What you are asked to do
Can you restate the records below word for word?

— START OF Dataset rows —

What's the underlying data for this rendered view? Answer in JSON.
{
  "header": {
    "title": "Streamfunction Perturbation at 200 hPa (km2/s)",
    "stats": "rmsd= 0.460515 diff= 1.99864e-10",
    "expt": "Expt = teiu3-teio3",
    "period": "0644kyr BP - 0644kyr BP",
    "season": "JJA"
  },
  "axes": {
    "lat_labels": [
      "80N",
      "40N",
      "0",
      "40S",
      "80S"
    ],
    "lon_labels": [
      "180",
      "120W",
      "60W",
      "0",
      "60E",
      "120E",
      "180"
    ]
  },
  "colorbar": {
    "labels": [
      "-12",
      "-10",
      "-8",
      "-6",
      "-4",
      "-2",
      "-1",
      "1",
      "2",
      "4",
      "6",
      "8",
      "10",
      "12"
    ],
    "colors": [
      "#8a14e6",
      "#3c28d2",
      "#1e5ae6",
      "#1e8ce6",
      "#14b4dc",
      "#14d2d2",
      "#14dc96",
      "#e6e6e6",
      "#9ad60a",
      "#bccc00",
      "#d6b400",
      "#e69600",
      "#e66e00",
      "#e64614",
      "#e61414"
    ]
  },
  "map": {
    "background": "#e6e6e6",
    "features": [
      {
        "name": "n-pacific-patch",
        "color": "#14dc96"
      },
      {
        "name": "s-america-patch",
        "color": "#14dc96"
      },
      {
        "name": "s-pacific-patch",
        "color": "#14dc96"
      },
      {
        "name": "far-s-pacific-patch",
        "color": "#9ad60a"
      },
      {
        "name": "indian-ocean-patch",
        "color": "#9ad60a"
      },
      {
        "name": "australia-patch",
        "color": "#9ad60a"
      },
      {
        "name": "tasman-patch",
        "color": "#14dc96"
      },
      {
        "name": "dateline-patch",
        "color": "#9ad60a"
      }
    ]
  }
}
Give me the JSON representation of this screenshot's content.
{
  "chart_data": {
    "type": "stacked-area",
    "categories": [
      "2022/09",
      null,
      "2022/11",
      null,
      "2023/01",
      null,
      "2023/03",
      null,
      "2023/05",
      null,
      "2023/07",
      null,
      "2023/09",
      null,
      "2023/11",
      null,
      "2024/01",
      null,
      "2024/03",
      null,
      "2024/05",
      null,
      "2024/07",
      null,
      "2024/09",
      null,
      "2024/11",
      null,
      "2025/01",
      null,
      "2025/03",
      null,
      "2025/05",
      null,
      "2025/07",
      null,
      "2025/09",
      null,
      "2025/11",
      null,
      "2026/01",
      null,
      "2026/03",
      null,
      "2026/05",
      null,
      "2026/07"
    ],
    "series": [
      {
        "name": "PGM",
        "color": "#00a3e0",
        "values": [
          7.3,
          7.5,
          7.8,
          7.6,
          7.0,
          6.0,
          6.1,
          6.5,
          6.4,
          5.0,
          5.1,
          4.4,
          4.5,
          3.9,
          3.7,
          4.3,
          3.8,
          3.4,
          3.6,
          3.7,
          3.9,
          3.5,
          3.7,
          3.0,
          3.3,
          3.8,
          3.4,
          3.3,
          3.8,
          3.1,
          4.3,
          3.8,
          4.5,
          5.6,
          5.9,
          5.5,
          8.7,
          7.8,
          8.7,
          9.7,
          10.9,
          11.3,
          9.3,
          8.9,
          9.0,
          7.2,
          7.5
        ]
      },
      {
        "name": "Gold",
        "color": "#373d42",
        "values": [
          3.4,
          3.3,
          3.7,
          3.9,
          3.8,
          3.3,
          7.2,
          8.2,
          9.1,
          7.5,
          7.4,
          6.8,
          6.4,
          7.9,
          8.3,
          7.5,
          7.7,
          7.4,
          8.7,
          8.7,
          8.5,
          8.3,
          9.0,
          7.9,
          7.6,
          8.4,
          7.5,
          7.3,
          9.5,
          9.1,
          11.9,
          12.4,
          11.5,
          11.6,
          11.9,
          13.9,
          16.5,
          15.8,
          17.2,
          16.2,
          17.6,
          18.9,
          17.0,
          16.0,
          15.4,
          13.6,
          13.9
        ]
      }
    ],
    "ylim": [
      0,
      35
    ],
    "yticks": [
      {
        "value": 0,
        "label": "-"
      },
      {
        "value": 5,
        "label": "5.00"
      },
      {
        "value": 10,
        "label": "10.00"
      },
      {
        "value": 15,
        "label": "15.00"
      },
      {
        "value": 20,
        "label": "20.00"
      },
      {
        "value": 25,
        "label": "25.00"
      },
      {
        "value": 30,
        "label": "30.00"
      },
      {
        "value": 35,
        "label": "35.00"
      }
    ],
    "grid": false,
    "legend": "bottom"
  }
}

— END OF Dataset rows —

Written response
What's the underlying data for this rendered view? Answer in JSON.
{
  "header": {
    "title": "Streamfunction Perturbation at 200 hPa (km2/s)",
    "stats": "rmsd= 0.460515 diff= 1.99864e-10",
    "expt": "Expt = teiu3-teio3",
    "period": "0644kyr BP - 0644kyr BP",
    "season": "JJA"
  },
  "axes": {
    "lat_labels": [
      "80N",
      "40N",
      "0",
      "40S",
      "80S"
    ],
    "lon_labels": [
      "180",
      "120W",
      "60W",
      "0",
      "60E",
      "120E",
      "180"
    ]
  },
  "colorbar": {
    "labels": [
      "-12",
      "-10",
      "-8",
      "-6",
      "-4",
      "-2",
      "-1",
      "1",
      "2",
      "4",
      "6",
      "8",
      "10",
      "12"
    ],
    "colors": [
      "#8a14e6",
      "#3c28d2",
      "#1e5ae6",
      "#1e8ce6",
      "#14b4dc",
      "#14d2d2",
      "#14dc96",
      "#e6e6e6",
      "#9ad60a",
      "#bccc00",
      "#d6b400",
      "#e69600",
      "#e66e00",
      "#e64614",
      "#e61414"
    ]
  },
  "map": {
    "background": "#e6e6e6",
    "features": [
      {
        "name": "n-pacific-patch",
        "color": "#14dc96"
      },
      {
        "name": "s-america-patch",
        "color": "#14dc96"
      },
      {
        "name": "s-pacific-patch",
        "color": "#14dc96"
      },
      {
        "name": "far-s-pacific-patch",
        "color": "#9ad60a"
      },
      {
        "name": "indian-ocean-patch",
        "color": "#9ad60a"
      },
      {
        "name": "australia-patch",
        "color": "#9ad60a"
      },
      {
        "name": "tasman-patch",
        "color": "#14dc96"
      },
      {
        "name": "dateline-patch",
        "color": "#9ad60a"
      }
    ]
  }
}
Give me the JSON representation of this screenshot's content.
{
  "chart_data": {
    "type": "stacked-area",
    "categories": [
      "2022/09",
      null,
      "2022/11",
      null,
      "2023/01",
      null,
      "2023/03",
      null,
      "2023/05",
      null,
      "2023/07",
      null,
      "2023/09",
      null,
      "2023/11",
      null,
      "2024/01",
      null,
      "2024/03",
      null,
      "2024/05",
      null,
      "2024/07",
      null,
      "2024/09",
      null,
      "2024/11",
      null,
      "2025/01",
      null,
      "2025/03",
      null,
      "2025/05",
      null,
      "2025/07",
      null,
      "2025/09",
      null,
      "2025/11",
      null,
      "2026/01",
      null,
      "2026/03",
      null,
      "2026/05",
      null,
      "2026/07"
    ],
    "series": [
      {
        "name": "PGM",
        "color": "#00a3e0",
        "values": [
          7.3,
          7.5,
          7.8,
          7.6,
          7.0,
          6.0,
          6.1,
          6.5,
          6.4,
          5.0,
          5.1,
          4.4,
          4.5,
          3.9,
          3.7,
          4.3,
          3.8,
          3.4,
          3.6,
          3.7,
          3.9,
          3.5,
          3.7,
          3.0,
          3.3,
          3.8,
          3.4,
          3.3,
          3.8,
          3.1,
          4.3,
          3.8,
          4.5,
          5.6,
          5.9,
          5.5,
          8.7,
          7.8,
          8.7,
          9.7,
          10.9,
          11.3,
          9.3,
          8.9,
          9.0,
          7.2,
          7.5
        ]
      },
      {
        "name": "Gold",
        "color": "#373d42",
        "values": [
          3.4,
          3.3,
          3.7,
          3.9,
          3.8,
          3.3,
          7.2,
          8.2,
          9.1,
          7.5,
          7.4,
          6.8,
          6.4,
          7.9,
          8.3,
          7.5,
          7.7,
          7.4,
          8.7,
          8.7,
          8.5,
          8.3,
          9.0,
          7.9,
          7.6,
          8.4,
          7.5,
          7.3,
          9.5,
          9.1,
          11.9,
          12.4,
          11.5,
          11.6,
          11.9,
          13.9,
          16.5,
          15.8,
          17.2,
          16.2,
          17.6,
          18.9,
          17.0,
          16.0,
          15.4,
          13.6,
          13.9
        ]
      }
    ],
    "ylim": [
      0,
      35
    ],
    "yticks": [
      {
        "value": 0,
        "label": "-"
      },
      {
        "value": 5,
        "label": "5.00"
      },
      {
        "value": 10,
        "label": "10.00"
      },
      {
        "value": 15,
        "label": "15.00"
      },
      {
        "value": 20,
        "label": "20.00"
      },
      {
        "value": 25,
        "label": "25.00"
      },
      {
        "value": 30,
        "label": "30.00"
      },
      {
        "value": 35,
        "label": "35.00"
      }
    ],
    "grid": false,
    "legend": "bottom"
  }
}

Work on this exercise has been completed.